* Goal of the exercise
How many lines of the data hold the word "feature"? State the number and nothing else.

* Data excerpts
Start

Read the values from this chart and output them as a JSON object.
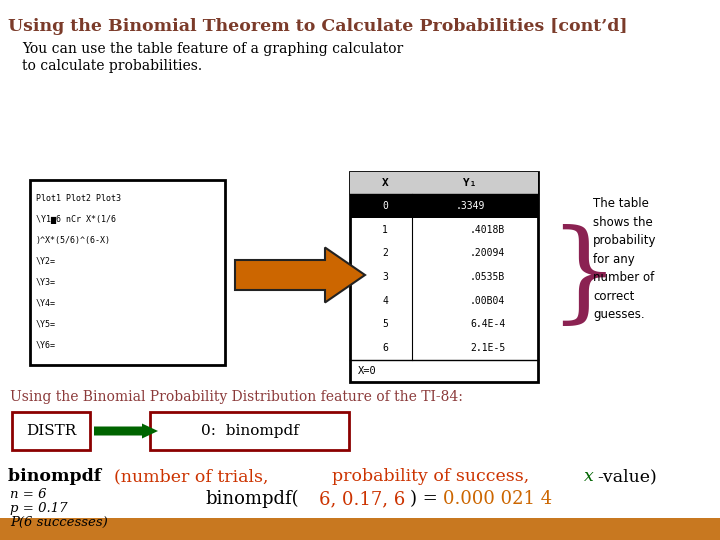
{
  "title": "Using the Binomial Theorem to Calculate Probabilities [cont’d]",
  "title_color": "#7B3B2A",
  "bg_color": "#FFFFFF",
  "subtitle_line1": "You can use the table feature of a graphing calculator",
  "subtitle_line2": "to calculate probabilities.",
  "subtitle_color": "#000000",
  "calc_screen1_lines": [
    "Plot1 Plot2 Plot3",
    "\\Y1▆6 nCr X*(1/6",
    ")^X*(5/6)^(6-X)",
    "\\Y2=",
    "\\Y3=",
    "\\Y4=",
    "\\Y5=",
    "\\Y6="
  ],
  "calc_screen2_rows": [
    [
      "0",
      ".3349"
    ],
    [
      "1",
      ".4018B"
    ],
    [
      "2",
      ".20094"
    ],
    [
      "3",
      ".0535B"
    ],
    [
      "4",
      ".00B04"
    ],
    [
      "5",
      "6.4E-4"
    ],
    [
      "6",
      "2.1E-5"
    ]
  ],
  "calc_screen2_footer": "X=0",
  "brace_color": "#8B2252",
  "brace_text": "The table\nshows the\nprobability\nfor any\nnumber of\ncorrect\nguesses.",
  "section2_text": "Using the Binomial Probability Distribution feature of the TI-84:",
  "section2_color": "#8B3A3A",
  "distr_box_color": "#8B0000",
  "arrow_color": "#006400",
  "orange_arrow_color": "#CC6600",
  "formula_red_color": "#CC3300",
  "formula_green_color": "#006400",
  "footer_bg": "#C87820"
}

End

* Written solution
2